* THE INPUT *

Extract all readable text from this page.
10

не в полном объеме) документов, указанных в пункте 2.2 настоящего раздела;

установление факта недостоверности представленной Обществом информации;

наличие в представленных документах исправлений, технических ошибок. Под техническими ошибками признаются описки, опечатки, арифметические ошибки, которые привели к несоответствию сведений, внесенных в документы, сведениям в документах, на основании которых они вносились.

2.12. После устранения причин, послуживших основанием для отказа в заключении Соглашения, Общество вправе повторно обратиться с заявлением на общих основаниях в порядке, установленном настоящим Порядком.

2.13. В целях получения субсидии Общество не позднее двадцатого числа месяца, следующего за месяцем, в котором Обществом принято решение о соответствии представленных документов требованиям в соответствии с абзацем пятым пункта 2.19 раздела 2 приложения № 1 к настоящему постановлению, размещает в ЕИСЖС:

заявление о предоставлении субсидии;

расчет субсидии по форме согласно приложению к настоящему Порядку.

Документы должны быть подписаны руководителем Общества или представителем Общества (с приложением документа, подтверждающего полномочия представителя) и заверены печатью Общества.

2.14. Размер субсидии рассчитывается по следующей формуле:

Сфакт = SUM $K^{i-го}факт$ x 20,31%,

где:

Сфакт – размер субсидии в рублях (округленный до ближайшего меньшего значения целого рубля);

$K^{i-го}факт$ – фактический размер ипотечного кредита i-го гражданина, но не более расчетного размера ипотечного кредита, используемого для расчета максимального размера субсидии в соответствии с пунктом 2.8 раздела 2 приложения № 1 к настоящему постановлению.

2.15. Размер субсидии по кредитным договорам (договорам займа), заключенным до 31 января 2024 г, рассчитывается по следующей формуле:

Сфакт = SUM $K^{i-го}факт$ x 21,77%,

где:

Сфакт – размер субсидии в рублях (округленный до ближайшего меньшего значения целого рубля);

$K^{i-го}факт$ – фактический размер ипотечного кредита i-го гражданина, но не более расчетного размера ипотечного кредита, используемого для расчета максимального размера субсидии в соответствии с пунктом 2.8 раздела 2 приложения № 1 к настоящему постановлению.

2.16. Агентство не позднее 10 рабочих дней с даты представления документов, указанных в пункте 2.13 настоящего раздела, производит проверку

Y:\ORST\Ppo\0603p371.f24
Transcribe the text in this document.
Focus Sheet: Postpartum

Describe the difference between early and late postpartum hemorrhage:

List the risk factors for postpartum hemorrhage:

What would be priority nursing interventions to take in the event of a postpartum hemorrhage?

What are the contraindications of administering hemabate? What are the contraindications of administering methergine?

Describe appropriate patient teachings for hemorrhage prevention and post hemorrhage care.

* DIRECTIONS FOR THIS TASK *
Give again only the lines of the material above that run from the one with "Transcribe the text in this document." through the end, both included, exactly as they appear.

* RESPONSE *
Transcribe the text in this document.
Focus Sheet: Postpartum

Describe the difference between early and late postpartum hemorrhage:

List the risk factors for postpartum hemorrhage:

What would be priority nursing interventions to take in the event of a postpartum hemorrhage?

What are the contraindications of administering hemabate? What are the contraindications of administering methergine?

Describe appropriate patient teachings for hemorrhage prevention and post hemorrhage care.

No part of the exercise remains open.